**Aim of the exercise:**
Your task is to retype each line of the data below exactly.

**Information given:**
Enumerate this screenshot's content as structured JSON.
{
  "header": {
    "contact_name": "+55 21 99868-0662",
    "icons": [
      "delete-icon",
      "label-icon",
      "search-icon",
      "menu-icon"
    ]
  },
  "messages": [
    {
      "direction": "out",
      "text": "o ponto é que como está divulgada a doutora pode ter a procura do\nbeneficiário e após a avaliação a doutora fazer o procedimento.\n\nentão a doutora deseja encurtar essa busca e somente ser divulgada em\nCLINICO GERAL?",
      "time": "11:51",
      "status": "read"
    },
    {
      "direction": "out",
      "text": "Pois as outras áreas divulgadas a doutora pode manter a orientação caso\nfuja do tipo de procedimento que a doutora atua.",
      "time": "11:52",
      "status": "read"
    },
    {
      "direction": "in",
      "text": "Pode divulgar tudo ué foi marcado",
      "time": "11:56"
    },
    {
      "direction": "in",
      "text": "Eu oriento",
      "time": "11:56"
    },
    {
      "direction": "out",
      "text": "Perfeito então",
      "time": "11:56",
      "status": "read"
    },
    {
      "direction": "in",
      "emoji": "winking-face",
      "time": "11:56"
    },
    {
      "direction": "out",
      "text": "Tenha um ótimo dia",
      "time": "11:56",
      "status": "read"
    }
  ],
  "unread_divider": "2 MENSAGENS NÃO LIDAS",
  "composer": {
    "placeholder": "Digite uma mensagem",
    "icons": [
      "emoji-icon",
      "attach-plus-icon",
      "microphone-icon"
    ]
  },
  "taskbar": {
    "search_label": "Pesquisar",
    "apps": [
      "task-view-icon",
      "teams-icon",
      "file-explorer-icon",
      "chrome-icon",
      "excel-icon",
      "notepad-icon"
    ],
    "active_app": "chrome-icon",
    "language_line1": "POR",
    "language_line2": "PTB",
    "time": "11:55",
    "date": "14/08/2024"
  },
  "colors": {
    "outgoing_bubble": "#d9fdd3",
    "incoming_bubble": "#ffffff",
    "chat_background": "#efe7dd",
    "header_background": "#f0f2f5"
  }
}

**In response:**
Enumerate this screenshot's content as structured JSON.
{
  "header": {
    "contact_name": "+55 21 99868-0662",
    "icons": [
      "delete-icon",
      "label-icon",
      "search-icon",
      "menu-icon"
    ]
  },
  "messages": [
    {
      "direction": "out",
      "text": "o ponto é que como está divulgada a doutora pode ter a procura do\nbeneficiário e após a avaliação a doutora fazer o procedimento.\n\nentão a doutora deseja encurtar essa busca e somente ser divulgada em\nCLINICO GERAL?",
      "time": "11:51",
      "status": "read"
    },
    {
      "direction": "out",
      "text": "Pois as outras áreas divulgadas a doutora pode manter a orientação caso\nfuja do tipo de procedimento que a doutora atua.",
      "time": "11:52",
      "status": "read"
    },
    {
      "direction": "in",
      "text": "Pode divulgar tudo ué foi marcado",
      "time": "11:56"
    },
    {
      "direction": "in",
      "text": "Eu oriento",
      "time": "11:56"
    },
    {
      "direction": "out",
      "text": "Perfeito então",
      "time": "11:56",
      "status": "read"
    },
    {
      "direction": "in",
      "emoji": "winking-face",
      "time": "11:56"
    },
    {
      "direction": "out",
      "text": "Tenha um ótimo dia",
      "time": "11:56",
      "status": "read"
    }
  ],
  "unread_divider": "2 MENSAGENS NÃO LIDAS",
  "composer": {
    "placeholder": "Digite uma mensagem",
    "icons": [
      "emoji-icon",
      "attach-plus-icon",
      "microphone-icon"
    ]
  },
  "taskbar": {
    "search_label": "Pesquisar",
    "apps": [
      "task-view-icon",
      "teams-icon",
      "file-explorer-icon",
      "chrome-icon",
      "excel-icon",
      "notepad-icon"
    ],
    "active_app": "chrome-icon",
    "language_line1": "POR",
    "language_line2": "PTB",
    "time": "11:55",
    "date": "14/08/2024"
  },
  "colors": {
    "outgoing_bubble": "#d9fdd3",
    "incoming_bubble": "#ffffff",
    "chat_background": "#efe7dd",
    "header_background": "#f0f2f5"
  }
}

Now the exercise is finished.